If there’s one thing we love when trying to assemble a fantasy lineup, it’s a clear motivation by a team to use a specific player. In Week 3, we have desperation on-hand for a number of teams trying to salvage their season. Which means we have players who will be asked to carry their team. We can ask the same for our fantasy teams.
Sporfolio’s NFL Daily Fantasy Sports game-by-game analysis columns are driven by expected game flow. Based on a combination of our Week 3 NFL picks against the spread and our expectations for a given game, we project the actions necessary to make these picks come to fruition. We aim to pinpoint players integral to our predicted game flow for each game of the week.
Luke May is Sporfolio’s NFL DFS expert, and Mario Mergola operates Sporfolio as the expert for NFL Picks Against the Spread.
San Francisco 49ers at Kansas City Chiefs
Luke’s DFS Take: These Kansas City Chiefs have surprised many by kicking off the season 2-0 against two strong opponents, but they won’t be catching anyone by surprise anymore. Patrick Mahomes has looked nothing short of perfect so far this season, and his strong arm has turned this whole offense into a fantasy goldmine. The hits start should continue as he now takes aim against a 49ers defense that has looked suspect to start the season. I think the Chiefs may be jumping out to a big lead early in this one which could bring the forgotten member of this offense into the picture. Kareem Hunt was everyone’s favorite fantasy stud last year, but has fallen to the wayside this year as the passing game has taken center stage. The game script and Andy Reid’s tendency to mix things up make Kareem Hunt my favorite Chief to target on Sunday. The 49ers’ passing game has the perfect situation this week as the Chiefs’ secondary is proving to be vulnerable, and they should be playing from behind which will mean plenty of passing. Despite the ideal set up, it’s hard for me to get overly excited about this team. Jimmy Garappolo has looked mediocre thus far, and his weapons are not exactly the strongest cast in the league. Outside of George Kittle, there isn’t really anybody on this team I’d look at too seriously.

*WHAT IS NEEDED*
In the passage, who is named as Sporfolio's NFL DFS expert? Rely only on the passage for your answers.

*GIVEN DATA*
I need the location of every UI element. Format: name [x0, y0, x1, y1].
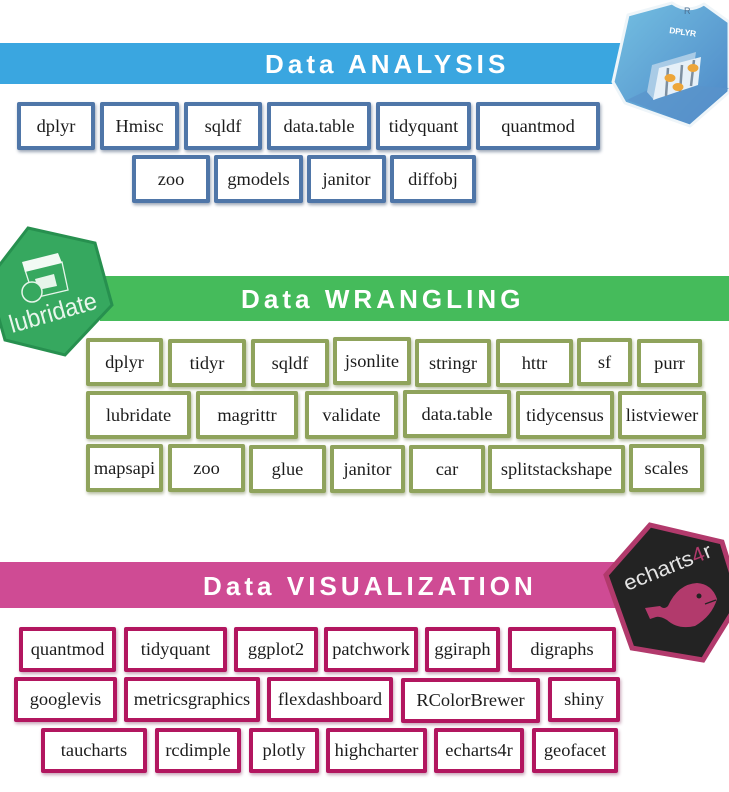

*RESPONSE TO THE EXERCISE*
Luke May